# DATASET RECORDS:
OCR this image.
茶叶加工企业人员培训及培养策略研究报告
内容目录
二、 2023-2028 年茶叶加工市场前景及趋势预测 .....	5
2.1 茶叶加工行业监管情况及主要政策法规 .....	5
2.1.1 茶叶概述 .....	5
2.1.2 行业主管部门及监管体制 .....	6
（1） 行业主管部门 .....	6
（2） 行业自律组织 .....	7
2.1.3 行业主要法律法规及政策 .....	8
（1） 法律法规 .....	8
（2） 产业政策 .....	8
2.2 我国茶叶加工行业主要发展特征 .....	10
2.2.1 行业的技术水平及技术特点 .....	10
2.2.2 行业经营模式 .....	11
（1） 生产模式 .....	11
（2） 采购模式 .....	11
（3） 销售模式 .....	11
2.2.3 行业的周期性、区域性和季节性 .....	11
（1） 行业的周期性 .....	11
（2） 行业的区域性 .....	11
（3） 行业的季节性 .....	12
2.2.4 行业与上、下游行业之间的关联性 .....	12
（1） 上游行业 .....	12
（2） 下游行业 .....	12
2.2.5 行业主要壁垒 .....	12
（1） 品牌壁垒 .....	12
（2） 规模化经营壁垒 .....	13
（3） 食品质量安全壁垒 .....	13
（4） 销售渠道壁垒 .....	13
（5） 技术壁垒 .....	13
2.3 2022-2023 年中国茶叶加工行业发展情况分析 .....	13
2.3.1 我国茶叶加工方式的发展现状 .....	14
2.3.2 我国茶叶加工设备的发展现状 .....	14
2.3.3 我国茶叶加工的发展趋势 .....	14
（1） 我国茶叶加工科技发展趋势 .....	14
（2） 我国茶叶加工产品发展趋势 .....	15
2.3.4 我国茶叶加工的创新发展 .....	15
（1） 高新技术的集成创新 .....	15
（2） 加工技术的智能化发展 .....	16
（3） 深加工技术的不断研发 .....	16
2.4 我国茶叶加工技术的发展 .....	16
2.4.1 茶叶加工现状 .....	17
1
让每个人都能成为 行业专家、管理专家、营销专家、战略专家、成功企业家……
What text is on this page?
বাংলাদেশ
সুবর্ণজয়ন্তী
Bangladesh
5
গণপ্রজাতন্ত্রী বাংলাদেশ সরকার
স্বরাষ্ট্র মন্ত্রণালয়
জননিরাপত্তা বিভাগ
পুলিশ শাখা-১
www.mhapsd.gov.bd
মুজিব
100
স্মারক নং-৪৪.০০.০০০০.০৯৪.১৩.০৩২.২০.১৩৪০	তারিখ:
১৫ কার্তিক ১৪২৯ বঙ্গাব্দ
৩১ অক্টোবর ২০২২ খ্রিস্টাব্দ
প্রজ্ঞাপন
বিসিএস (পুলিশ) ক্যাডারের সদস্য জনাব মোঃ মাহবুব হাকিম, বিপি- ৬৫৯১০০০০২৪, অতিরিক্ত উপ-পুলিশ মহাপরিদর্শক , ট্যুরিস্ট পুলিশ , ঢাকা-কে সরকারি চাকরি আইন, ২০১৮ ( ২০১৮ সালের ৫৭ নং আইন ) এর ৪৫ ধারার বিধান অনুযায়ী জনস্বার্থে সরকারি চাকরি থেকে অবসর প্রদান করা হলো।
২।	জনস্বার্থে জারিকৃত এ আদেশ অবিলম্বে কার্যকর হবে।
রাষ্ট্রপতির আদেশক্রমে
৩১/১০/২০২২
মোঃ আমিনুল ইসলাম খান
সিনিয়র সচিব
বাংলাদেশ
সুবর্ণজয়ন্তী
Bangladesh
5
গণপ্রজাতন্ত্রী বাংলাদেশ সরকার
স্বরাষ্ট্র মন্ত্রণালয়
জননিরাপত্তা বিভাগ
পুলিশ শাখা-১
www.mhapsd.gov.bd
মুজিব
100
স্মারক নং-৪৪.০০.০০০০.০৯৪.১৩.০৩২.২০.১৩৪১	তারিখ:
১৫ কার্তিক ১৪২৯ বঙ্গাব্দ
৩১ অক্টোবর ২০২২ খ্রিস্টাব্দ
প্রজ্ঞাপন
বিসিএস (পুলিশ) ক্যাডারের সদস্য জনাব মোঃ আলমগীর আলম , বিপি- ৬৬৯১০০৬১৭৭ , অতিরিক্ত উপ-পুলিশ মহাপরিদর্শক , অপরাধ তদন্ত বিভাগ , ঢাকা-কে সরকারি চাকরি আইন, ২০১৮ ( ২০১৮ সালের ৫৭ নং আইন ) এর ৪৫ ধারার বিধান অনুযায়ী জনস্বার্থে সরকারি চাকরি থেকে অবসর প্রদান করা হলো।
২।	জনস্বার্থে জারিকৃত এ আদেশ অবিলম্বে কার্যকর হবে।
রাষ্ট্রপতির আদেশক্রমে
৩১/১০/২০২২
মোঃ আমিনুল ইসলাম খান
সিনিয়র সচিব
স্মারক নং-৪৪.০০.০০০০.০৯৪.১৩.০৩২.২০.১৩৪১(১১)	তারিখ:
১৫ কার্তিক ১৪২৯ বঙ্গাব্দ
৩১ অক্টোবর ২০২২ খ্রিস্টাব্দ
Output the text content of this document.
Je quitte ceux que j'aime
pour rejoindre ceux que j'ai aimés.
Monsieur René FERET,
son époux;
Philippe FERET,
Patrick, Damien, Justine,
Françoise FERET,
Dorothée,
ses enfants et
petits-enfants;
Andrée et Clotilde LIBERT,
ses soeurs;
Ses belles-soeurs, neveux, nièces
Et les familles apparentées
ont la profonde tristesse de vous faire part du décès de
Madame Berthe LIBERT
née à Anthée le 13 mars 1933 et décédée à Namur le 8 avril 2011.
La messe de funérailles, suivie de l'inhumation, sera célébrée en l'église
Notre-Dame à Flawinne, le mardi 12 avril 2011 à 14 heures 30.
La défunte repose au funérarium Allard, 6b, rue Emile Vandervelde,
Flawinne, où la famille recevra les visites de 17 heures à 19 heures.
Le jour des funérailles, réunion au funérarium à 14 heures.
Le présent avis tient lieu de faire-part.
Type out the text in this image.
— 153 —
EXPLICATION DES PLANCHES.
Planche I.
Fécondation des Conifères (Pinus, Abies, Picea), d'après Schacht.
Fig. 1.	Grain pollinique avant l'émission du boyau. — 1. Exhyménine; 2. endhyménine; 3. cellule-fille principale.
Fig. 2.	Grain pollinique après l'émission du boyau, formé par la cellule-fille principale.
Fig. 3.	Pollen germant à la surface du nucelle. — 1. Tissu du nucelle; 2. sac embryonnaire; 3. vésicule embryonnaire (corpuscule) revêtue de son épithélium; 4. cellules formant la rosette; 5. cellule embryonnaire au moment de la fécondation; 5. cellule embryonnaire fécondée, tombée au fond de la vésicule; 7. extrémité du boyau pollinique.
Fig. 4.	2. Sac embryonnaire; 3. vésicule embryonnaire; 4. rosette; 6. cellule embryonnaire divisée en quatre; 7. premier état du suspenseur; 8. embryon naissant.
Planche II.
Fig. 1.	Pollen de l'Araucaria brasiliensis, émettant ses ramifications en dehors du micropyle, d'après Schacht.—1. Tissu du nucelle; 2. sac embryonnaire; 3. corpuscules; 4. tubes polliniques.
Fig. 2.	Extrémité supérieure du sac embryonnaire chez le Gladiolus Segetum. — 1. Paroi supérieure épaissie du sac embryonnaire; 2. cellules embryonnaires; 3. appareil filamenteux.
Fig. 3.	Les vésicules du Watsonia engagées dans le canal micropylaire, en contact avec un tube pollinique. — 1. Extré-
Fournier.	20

# STATED PROBLEM:
Copy out the lines in which the string "avril" appears.

# TASK SOLUTION:
née à Anthée le 13 mars 1933 et décédée à Namur le 8 avril 2011.
Notre-Dame à Flawinne, le mardi 12 avril 2011 à 14 heures 30.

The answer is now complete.